_Material shown:_
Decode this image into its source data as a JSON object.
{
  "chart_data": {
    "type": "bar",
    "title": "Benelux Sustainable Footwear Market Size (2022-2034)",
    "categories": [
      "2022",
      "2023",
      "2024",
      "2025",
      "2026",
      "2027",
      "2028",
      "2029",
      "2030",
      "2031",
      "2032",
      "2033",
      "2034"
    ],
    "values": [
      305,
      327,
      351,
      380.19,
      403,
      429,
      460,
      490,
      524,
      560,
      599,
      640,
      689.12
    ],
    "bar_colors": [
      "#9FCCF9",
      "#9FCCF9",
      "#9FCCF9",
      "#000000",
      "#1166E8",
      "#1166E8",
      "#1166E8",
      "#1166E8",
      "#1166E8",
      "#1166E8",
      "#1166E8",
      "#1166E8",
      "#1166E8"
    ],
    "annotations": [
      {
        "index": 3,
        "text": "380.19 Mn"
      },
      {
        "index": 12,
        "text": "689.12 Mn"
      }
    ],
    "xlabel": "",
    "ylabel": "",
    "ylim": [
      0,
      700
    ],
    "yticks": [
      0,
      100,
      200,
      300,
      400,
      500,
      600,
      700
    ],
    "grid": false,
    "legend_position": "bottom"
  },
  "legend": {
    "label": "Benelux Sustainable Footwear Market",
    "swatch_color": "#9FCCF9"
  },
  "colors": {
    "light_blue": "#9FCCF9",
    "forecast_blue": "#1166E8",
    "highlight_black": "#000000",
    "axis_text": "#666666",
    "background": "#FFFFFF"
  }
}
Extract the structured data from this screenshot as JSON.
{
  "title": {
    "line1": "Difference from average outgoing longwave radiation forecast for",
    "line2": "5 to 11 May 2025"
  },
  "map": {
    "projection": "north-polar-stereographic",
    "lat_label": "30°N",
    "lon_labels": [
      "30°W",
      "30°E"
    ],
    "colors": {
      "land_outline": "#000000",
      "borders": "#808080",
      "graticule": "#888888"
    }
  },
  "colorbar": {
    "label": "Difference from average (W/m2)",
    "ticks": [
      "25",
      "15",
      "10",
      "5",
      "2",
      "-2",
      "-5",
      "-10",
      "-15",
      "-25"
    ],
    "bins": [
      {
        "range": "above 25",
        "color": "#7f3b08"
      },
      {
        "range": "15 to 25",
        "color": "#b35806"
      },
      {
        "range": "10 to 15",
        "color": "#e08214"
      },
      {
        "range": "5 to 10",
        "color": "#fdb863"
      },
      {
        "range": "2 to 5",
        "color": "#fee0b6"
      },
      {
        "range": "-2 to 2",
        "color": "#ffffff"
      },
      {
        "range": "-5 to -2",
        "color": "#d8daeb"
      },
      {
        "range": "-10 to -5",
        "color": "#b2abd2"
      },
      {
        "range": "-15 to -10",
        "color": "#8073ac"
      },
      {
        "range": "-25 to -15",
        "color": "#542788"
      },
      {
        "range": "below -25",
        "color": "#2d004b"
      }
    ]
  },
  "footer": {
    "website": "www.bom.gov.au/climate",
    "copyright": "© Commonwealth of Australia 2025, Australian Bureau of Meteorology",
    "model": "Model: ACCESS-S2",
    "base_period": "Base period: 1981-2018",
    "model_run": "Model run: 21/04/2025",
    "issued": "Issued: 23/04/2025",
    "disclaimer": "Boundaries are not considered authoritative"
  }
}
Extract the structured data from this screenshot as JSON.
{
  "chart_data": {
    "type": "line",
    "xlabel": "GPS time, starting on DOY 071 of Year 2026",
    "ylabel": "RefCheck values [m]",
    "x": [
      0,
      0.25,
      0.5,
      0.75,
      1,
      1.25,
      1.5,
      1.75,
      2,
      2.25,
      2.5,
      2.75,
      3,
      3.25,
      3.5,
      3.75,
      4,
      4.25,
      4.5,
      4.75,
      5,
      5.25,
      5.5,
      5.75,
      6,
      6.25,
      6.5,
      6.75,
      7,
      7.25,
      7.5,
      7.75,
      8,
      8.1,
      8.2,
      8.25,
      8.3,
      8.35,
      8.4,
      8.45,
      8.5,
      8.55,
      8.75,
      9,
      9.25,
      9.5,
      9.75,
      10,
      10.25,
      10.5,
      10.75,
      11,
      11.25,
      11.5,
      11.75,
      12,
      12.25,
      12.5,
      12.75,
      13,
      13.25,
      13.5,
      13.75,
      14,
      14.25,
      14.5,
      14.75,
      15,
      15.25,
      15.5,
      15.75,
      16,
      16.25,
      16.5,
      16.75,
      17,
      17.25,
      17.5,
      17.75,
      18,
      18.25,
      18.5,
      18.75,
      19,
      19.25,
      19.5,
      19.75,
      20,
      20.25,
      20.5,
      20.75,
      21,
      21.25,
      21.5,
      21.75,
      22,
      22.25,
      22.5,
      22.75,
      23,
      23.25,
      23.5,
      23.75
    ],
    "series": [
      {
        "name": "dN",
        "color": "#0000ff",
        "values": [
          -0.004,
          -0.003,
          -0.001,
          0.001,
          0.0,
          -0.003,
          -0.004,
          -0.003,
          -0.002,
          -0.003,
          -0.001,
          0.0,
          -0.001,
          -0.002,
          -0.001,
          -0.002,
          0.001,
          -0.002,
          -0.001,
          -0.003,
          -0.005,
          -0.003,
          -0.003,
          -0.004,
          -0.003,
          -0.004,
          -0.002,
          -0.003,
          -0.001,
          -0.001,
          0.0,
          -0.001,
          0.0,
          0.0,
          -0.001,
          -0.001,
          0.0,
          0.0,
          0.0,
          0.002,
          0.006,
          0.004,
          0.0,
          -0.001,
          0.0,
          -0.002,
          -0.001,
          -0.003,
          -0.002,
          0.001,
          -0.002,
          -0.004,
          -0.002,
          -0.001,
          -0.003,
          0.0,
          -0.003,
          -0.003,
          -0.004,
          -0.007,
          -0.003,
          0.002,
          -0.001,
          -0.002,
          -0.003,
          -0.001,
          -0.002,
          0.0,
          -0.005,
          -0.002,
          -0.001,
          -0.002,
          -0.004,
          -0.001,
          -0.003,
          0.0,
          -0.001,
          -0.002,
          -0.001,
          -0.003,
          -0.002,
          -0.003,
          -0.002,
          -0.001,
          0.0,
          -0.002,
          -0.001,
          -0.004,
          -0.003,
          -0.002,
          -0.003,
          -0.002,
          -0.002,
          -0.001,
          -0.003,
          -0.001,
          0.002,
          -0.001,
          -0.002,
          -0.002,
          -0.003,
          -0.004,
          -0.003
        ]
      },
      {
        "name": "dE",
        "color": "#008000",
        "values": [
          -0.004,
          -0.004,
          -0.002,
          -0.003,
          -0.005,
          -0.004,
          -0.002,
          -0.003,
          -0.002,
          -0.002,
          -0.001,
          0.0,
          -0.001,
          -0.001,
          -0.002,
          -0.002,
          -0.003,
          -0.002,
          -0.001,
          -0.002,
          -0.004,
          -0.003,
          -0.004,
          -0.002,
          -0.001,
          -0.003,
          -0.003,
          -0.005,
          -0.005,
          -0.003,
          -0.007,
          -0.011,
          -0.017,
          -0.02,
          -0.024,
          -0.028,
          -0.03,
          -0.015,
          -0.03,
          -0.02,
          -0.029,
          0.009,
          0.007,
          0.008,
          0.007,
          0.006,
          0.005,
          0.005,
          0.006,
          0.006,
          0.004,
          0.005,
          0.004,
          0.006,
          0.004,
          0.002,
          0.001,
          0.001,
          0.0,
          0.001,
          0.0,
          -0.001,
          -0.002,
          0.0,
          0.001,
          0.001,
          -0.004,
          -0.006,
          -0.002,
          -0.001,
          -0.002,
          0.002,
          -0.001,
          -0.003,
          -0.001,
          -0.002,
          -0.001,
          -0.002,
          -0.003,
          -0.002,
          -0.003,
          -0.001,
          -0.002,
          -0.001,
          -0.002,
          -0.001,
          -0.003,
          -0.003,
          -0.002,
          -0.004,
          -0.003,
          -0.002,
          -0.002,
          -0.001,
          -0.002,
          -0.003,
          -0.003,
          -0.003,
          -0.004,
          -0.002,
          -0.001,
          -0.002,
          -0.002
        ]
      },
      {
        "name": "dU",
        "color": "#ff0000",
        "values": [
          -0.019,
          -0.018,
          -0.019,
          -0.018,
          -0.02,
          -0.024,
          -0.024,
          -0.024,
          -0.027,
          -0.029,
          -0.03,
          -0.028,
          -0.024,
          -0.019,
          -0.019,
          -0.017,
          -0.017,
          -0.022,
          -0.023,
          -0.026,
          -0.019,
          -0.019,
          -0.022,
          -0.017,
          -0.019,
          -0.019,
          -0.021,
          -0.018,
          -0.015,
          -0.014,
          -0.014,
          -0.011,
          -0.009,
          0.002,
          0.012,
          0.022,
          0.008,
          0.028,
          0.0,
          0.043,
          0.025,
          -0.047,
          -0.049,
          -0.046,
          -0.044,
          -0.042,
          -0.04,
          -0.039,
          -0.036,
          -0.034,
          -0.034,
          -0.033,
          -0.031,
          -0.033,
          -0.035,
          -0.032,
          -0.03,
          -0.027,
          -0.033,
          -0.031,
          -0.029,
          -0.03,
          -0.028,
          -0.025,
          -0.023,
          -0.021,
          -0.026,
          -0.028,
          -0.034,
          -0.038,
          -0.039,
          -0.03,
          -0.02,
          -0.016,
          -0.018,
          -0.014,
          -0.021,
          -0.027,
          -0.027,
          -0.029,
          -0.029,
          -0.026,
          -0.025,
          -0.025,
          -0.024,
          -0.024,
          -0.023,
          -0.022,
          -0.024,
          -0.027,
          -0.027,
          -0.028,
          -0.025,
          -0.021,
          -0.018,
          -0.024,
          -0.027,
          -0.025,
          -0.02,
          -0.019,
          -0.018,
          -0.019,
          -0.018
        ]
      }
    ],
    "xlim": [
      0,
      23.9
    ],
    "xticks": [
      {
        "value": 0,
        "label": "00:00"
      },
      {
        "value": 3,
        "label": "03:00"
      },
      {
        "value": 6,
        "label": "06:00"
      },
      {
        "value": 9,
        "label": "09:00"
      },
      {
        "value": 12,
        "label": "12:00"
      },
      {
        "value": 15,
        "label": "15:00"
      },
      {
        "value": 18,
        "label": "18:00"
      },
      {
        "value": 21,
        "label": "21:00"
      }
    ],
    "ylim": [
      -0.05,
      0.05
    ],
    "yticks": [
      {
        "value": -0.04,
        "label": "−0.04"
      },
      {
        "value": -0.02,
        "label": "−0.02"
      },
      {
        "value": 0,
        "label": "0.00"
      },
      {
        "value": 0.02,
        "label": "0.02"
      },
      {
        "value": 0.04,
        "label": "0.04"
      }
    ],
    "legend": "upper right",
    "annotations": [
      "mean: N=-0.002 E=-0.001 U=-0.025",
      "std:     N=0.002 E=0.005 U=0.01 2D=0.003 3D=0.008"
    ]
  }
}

* * *

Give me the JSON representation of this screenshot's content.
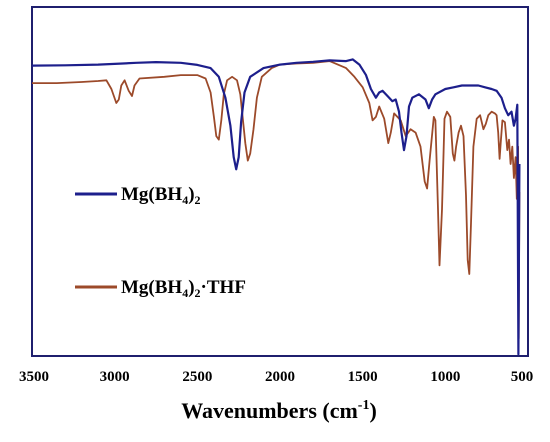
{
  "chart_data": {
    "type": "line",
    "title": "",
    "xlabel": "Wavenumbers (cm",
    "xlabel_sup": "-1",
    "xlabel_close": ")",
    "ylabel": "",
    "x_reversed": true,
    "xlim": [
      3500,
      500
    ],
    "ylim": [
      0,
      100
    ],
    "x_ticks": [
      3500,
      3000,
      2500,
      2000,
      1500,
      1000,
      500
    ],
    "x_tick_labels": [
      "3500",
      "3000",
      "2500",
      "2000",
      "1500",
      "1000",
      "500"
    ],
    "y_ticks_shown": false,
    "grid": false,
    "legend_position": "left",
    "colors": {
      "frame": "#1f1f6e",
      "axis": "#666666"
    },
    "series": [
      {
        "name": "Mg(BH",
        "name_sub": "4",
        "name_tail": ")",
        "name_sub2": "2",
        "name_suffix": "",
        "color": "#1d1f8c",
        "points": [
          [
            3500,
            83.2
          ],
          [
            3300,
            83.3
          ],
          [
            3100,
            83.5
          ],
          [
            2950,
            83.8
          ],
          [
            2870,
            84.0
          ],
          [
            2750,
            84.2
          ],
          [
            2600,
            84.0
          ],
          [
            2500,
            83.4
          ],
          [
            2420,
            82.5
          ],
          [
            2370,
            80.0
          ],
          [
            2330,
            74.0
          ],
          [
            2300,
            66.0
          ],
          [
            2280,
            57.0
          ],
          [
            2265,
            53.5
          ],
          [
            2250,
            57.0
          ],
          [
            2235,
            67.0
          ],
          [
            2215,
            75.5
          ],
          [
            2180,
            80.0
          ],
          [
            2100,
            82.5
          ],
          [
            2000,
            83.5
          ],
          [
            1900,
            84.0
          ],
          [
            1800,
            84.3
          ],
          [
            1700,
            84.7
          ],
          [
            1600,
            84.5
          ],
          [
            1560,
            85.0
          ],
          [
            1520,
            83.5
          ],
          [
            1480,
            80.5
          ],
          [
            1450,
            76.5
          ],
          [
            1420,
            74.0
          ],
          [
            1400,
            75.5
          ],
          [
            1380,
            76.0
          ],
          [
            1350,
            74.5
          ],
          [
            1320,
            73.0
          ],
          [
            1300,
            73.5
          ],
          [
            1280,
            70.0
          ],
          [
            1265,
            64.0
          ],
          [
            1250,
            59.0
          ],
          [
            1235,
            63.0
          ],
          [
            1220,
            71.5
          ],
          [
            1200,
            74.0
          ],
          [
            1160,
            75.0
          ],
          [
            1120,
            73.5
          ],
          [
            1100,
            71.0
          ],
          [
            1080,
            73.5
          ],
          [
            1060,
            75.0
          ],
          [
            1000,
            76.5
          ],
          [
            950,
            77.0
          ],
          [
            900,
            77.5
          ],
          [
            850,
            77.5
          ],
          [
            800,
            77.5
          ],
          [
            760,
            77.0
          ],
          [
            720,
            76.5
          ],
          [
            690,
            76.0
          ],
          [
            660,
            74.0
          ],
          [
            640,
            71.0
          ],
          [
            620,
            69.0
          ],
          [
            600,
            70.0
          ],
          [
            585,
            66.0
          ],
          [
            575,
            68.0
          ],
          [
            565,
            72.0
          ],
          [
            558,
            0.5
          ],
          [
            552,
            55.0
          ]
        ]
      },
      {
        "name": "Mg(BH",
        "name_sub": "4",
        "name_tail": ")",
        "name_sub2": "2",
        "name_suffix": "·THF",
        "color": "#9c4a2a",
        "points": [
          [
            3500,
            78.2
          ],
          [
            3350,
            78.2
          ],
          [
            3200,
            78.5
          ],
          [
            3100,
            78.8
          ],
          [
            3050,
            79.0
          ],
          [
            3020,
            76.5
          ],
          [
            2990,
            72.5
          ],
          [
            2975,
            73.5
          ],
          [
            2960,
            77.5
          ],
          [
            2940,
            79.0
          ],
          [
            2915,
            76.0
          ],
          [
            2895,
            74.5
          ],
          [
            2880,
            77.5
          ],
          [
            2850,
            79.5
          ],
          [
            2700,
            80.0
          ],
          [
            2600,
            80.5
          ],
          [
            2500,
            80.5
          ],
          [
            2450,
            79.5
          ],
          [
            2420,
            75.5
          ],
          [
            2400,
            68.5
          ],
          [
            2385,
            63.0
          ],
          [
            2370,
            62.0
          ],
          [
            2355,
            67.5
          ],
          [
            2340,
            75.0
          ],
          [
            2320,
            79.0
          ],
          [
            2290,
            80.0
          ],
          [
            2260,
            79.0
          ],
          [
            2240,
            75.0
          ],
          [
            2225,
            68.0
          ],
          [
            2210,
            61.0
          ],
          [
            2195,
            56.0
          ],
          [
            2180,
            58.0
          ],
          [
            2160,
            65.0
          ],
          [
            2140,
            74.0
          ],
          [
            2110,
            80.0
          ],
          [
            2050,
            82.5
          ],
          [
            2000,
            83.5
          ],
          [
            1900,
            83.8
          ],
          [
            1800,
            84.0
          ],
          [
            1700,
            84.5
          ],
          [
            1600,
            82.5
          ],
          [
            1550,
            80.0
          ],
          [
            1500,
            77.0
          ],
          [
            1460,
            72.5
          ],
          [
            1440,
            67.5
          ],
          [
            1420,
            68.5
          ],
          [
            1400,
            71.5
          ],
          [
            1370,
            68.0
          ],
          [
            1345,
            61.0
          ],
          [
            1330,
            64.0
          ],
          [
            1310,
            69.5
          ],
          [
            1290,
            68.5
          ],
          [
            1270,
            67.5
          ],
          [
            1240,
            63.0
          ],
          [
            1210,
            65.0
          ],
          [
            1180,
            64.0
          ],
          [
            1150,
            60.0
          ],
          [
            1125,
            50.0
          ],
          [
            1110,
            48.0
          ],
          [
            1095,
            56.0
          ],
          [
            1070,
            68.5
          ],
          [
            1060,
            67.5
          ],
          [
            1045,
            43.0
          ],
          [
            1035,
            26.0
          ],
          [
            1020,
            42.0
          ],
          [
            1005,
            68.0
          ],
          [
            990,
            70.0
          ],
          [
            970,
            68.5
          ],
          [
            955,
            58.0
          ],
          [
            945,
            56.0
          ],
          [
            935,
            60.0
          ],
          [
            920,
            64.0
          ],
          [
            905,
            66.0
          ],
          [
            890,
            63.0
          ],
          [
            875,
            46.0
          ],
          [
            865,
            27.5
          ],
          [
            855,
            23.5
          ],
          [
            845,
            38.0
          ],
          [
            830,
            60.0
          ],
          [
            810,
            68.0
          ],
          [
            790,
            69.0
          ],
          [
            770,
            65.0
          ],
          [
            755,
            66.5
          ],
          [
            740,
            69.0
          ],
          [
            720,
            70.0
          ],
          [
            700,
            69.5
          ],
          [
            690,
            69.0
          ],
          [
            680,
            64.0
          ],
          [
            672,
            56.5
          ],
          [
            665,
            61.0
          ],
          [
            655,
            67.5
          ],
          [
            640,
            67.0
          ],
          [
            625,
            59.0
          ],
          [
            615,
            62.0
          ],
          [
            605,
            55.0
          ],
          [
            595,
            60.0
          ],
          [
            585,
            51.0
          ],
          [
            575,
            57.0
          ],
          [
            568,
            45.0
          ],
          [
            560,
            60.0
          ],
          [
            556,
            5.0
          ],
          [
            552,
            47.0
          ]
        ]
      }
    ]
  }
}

---

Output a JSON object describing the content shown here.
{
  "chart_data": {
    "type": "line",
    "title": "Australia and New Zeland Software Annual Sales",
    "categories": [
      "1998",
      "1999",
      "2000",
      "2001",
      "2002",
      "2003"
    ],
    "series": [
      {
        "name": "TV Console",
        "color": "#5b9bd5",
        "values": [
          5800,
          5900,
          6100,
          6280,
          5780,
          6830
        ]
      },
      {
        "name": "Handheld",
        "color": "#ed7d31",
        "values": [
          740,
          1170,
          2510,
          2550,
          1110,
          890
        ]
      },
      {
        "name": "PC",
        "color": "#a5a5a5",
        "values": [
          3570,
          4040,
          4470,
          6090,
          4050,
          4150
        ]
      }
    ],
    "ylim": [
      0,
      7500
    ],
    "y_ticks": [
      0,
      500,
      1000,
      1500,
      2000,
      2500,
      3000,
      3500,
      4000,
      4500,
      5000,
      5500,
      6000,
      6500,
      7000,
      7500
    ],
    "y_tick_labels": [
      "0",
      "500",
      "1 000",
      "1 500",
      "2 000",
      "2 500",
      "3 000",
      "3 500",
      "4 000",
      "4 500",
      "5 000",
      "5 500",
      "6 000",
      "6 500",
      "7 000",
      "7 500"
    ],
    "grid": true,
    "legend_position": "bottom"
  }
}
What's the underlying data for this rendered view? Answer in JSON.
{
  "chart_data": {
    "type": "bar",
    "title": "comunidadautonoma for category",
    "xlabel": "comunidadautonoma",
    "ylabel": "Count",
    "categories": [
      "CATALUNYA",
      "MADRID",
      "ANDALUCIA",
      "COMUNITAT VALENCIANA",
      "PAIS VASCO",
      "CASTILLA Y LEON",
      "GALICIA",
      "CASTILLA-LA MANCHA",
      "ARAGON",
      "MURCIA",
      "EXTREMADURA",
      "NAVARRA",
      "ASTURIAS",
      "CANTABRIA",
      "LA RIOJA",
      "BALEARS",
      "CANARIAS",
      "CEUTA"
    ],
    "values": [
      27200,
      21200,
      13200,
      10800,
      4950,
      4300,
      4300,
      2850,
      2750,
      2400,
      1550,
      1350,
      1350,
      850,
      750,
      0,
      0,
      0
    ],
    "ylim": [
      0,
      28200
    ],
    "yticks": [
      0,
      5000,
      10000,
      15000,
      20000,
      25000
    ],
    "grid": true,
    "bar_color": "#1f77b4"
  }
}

_Set exercise:_
Copy each line of the listing that includes "average".

_Task result:_
    "line1": "Difference from average outgoing longwave radiation forecast for",
    "label": "Difference from average (W/m2)",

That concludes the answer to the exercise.